(Dataset excerpts)
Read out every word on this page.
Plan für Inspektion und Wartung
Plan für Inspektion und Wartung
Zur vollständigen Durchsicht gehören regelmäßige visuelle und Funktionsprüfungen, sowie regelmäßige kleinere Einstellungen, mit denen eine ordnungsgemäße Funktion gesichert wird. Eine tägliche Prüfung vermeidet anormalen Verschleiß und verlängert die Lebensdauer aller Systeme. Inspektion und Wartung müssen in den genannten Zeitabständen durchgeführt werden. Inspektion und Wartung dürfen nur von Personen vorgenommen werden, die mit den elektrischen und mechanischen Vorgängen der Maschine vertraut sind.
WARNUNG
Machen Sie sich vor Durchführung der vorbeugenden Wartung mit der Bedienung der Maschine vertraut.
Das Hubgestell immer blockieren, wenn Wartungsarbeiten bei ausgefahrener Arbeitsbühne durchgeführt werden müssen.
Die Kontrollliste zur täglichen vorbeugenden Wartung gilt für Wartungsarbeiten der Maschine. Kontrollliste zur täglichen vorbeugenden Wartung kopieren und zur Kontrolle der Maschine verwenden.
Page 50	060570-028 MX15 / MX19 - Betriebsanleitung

→ INSTRUCTIONS FOR THE TASK
Copy each entry above exactly, leaving nothing out.

→ ANSWER BOX
Read out every word on this page.
Plan für Inspektion und Wartung
Plan für Inspektion und Wartung
Zur vollständigen Durchsicht gehören regelmäßige visuelle und Funktionsprüfungen, sowie regelmäßige kleinere Einstellungen, mit denen eine ordnungsgemäße Funktion gesichert wird. Eine tägliche Prüfung vermeidet anormalen Verschleiß und verlängert die Lebensdauer aller Systeme. Inspektion und Wartung müssen in den genannten Zeitabständen durchgeführt werden. Inspektion und Wartung dürfen nur von Personen vorgenommen werden, die mit den elektrischen und mechanischen Vorgängen der Maschine vertraut sind.
WARNUNG
Machen Sie sich vor Durchführung der vorbeugenden Wartung mit der Bedienung der Maschine vertraut.
Das Hubgestell immer blockieren, wenn Wartungsarbeiten bei ausgefahrener Arbeitsbühne durchgeführt werden müssen.
Die Kontrollliste zur täglichen vorbeugenden Wartung gilt für Wartungsarbeiten der Maschine. Kontrollliste zur täglichen vorbeugenden Wartung kopieren und zur Kontrolle der Maschine verwenden.
Page 50	060570-028 MX15 / MX19 - Betriebsanleitung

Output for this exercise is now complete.